Find the lines holding "Luzes" and copy them.
-- BEGIN Input data --
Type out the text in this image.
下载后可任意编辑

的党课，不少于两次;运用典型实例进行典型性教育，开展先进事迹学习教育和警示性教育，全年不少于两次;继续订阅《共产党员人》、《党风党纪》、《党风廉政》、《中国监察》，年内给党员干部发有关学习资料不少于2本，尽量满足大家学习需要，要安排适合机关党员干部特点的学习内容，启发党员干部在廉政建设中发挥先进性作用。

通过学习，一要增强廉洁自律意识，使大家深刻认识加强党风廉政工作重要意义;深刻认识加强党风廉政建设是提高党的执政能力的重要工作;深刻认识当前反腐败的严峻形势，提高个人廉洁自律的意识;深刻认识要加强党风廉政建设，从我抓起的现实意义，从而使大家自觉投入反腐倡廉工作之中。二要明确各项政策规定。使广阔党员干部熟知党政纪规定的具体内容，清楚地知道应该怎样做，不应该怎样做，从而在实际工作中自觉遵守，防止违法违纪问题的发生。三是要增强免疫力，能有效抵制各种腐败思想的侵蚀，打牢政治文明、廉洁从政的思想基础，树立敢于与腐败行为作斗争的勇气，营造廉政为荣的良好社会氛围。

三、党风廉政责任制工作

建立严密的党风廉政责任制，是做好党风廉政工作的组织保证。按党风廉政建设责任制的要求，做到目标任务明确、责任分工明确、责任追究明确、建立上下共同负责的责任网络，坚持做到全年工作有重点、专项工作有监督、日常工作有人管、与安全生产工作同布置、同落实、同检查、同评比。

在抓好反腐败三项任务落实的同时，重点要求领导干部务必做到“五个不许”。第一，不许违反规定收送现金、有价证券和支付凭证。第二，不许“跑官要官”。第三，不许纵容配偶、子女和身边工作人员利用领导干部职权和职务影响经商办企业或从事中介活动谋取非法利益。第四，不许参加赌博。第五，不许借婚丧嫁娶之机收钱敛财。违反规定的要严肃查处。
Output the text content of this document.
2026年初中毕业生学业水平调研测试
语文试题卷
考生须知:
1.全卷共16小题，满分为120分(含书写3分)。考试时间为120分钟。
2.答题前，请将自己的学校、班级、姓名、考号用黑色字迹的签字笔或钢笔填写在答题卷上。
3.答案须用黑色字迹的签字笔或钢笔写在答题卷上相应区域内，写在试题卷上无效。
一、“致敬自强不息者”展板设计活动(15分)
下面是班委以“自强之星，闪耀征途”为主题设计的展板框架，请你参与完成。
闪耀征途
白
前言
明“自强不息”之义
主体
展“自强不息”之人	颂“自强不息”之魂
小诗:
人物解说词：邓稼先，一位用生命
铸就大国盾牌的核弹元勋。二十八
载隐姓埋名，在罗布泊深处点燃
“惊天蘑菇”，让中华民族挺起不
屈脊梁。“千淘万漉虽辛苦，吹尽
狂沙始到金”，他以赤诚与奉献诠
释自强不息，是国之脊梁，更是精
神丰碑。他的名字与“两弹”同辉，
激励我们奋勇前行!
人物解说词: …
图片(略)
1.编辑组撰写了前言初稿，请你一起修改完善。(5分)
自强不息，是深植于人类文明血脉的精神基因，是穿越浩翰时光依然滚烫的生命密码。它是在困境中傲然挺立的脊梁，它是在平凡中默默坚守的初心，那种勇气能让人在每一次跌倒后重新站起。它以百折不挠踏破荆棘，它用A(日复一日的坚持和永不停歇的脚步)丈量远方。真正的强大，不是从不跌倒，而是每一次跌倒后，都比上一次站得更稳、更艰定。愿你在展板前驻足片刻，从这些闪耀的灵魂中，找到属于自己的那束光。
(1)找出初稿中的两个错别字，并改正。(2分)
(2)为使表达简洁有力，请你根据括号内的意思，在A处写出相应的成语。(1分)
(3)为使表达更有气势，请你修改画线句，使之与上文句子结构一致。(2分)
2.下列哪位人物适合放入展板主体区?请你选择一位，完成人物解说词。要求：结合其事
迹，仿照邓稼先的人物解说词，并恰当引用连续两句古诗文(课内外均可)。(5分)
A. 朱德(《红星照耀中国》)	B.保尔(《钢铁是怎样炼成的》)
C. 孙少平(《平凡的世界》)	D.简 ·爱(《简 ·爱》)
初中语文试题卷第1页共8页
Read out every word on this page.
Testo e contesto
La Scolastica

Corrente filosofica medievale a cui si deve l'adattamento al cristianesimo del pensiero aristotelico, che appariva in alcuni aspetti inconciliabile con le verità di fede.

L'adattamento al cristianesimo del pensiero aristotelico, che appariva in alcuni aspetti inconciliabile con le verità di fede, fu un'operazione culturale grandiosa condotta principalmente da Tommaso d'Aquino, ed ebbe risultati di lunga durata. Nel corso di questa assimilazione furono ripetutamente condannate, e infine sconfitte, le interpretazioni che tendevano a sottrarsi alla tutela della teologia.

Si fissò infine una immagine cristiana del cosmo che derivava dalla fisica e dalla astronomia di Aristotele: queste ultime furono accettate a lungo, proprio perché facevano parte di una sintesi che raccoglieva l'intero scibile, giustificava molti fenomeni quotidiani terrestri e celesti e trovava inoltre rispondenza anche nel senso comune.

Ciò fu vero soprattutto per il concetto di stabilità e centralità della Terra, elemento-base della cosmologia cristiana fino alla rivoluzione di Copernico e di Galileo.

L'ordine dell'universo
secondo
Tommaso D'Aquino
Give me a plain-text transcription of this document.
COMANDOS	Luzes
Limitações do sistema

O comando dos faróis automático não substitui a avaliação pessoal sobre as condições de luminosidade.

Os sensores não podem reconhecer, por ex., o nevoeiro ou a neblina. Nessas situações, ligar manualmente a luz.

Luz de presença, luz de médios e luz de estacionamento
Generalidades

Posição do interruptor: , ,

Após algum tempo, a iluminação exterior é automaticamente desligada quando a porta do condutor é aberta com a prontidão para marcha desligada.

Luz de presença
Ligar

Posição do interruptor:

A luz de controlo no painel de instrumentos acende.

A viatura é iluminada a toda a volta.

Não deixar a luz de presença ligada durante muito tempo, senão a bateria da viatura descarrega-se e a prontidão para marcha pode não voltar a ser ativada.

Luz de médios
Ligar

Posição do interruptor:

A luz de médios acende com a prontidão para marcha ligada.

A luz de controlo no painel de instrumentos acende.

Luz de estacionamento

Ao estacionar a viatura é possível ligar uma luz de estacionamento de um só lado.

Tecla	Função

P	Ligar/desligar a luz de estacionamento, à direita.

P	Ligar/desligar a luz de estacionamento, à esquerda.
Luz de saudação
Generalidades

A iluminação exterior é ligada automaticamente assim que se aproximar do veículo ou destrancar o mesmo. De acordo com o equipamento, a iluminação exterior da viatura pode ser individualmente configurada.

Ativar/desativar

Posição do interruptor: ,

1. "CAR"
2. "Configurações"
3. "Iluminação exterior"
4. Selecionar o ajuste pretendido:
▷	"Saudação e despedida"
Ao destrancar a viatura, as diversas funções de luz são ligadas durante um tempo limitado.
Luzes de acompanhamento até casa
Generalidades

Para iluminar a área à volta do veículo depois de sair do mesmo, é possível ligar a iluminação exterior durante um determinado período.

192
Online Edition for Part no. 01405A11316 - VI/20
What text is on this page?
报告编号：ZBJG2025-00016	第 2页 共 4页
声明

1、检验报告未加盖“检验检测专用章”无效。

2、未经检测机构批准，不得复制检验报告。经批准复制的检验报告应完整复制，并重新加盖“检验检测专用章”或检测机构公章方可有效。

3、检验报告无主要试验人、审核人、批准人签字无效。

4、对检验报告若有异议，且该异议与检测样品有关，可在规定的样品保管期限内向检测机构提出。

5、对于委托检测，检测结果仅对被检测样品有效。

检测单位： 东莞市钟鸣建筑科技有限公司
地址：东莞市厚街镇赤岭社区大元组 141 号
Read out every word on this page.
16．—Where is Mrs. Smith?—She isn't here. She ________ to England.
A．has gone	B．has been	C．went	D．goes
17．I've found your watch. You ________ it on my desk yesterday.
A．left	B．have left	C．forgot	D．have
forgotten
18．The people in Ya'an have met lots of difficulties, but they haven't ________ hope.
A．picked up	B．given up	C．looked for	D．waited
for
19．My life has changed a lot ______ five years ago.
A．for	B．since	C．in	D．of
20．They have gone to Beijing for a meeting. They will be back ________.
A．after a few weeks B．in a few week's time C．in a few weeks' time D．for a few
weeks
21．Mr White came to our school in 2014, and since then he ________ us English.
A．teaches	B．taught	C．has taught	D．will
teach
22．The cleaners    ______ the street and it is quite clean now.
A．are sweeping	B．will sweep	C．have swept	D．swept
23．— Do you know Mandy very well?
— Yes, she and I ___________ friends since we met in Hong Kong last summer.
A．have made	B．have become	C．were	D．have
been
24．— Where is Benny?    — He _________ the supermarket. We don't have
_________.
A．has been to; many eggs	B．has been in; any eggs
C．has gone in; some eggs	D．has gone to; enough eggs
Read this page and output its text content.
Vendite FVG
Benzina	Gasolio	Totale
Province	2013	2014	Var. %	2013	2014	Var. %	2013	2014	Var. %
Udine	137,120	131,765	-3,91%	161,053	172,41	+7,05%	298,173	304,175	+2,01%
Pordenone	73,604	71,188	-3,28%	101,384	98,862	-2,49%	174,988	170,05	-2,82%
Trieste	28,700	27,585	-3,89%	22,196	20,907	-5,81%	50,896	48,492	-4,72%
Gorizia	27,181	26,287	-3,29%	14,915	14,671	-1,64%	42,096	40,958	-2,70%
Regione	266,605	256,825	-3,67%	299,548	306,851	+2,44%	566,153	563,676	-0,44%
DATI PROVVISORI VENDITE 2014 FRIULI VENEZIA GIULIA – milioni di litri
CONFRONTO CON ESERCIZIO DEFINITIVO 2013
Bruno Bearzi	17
-- END Input data --
Worked solution —
COMANDOS	Luzes
Luzes de acompanhamento até casa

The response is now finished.